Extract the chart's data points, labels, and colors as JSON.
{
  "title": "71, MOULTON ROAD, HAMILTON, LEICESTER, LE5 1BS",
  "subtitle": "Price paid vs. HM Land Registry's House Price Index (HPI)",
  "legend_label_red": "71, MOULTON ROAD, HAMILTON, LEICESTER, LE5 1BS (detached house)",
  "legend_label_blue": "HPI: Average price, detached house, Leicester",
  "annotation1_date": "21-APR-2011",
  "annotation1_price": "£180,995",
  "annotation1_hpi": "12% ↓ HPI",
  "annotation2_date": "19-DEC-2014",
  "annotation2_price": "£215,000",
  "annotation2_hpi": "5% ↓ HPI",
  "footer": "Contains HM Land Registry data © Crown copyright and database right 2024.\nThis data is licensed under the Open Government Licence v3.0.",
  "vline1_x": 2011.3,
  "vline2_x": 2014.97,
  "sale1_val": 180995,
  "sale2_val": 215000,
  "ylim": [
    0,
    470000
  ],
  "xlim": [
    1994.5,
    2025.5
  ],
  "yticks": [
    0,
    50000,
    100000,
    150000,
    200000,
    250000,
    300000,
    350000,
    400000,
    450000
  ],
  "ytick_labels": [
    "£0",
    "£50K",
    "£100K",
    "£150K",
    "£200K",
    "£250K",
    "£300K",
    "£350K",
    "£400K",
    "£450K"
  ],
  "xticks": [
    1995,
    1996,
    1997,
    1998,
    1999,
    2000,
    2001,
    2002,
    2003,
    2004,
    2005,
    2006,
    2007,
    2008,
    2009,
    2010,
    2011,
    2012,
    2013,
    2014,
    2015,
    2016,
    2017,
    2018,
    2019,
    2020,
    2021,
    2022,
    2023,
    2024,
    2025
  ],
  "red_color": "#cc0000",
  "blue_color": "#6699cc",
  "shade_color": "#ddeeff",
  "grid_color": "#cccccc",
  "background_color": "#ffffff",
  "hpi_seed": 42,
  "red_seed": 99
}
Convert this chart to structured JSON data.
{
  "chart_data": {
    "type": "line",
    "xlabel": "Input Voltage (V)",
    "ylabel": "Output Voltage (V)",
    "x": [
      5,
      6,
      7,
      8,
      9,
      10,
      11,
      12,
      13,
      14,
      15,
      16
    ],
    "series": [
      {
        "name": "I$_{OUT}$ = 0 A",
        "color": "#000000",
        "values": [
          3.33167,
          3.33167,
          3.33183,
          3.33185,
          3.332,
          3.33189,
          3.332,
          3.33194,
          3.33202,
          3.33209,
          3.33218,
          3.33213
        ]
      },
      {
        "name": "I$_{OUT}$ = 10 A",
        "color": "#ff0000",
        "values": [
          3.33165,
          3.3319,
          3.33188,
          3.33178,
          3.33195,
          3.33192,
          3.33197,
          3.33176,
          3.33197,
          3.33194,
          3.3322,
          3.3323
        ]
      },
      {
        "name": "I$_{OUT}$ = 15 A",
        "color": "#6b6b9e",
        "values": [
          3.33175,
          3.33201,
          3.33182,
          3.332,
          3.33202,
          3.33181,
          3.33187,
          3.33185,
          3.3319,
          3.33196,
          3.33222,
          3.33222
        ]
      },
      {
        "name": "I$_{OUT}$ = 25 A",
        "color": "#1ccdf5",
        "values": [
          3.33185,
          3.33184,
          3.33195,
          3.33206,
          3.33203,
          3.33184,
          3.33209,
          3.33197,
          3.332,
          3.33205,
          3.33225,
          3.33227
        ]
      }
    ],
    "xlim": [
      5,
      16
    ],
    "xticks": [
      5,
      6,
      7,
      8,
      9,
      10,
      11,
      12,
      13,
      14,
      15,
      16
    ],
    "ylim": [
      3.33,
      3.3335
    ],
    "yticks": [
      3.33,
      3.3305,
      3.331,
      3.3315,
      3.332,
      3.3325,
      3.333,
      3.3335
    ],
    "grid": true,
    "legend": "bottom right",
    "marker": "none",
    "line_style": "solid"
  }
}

▶ Work instructions
For each line above that contains the word "Registry", copy that line.

▶ The output
  "subtitle": "Price paid vs. HM Land Registry's House Price Index (HPI)",
  "footer": "Contains HM Land Registry data © Crown copyright and database right 2024.\nThis data is licensed under the Open Government Licence v3.0.",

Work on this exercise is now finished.